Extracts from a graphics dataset

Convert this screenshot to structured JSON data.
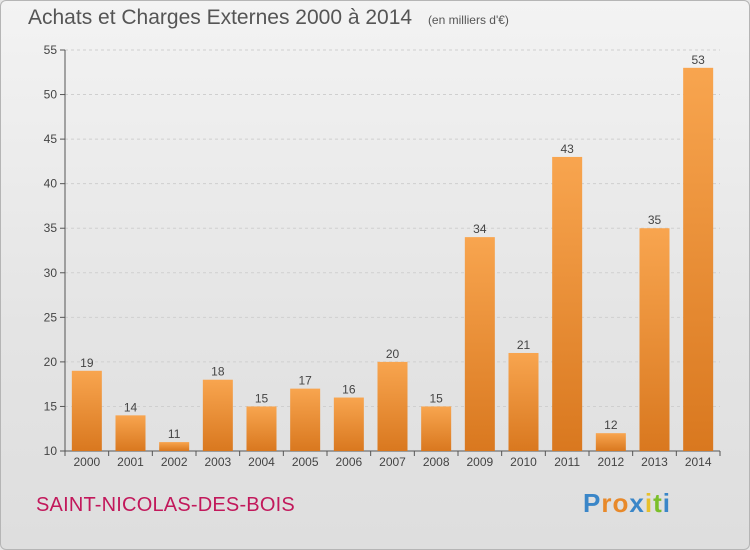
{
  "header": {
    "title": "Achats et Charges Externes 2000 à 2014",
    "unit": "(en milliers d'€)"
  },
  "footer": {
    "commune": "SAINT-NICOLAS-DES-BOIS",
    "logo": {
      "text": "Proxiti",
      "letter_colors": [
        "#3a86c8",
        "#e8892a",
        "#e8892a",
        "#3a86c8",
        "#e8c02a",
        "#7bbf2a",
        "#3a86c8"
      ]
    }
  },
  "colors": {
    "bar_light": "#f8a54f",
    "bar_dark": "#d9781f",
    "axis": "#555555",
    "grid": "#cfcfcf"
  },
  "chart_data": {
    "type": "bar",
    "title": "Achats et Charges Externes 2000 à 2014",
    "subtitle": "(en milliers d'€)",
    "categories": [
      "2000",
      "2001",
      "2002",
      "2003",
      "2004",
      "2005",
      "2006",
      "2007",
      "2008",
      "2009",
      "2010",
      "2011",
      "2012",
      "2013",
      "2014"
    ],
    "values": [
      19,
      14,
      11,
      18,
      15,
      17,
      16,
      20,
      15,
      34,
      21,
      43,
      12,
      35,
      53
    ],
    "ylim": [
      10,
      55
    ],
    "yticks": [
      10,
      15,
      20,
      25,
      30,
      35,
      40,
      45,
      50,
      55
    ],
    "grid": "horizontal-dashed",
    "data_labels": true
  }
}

→ **Work to do**: Restate each entry word for word, please, but drop any images it holds.

→ **Finished answer**:
Convert this screenshot to structured JSON data.
{
  "header": {
    "title": "Achats et Charges Externes 2000 à 2014",
    "unit": "(en milliers d'€)"
  },
  "footer": {
    "commune": "SAINT-NICOLAS-DES-BOIS",
    "logo": {
      "text": "Proxiti",
      "letter_colors": [
        "#3a86c8",
        "#e8892a",
        "#e8892a",
        "#3a86c8",
        "#e8c02a",
        "#7bbf2a",
        "#3a86c8"
      ]
    }
  },
  "colors": {
    "bar_light": "#f8a54f",
    "bar_dark": "#d9781f",
    "axis": "#555555",
    "grid": "#cfcfcf"
  },
  "chart_data": {
    "type": "bar",
    "title": "Achats et Charges Externes 2000 à 2014",
    "subtitle": "(en milliers d'€)",
    "categories": [
      "2000",
      "2001",
      "2002",
      "2003",
      "2004",
      "2005",
      "2006",
      "2007",
      "2008",
      "2009",
      "2010",
      "2011",
      "2012",
      "2013",
      "2014"
    ],
    "values": [
      19,
      14,
      11,
      18,
      15,
      17,
      16,
      20,
      15,
      34,
      21,
      43,
      12,
      35,
      53
    ],
    "ylim": [
      10,
      55
    ],
    "yticks": [
      10,
      15,
      20,
      25,
      30,
      35,
      40,
      45,
      50,
      55
    ],
    "grid": "horizontal-dashed",
    "data_labels": true
  }
}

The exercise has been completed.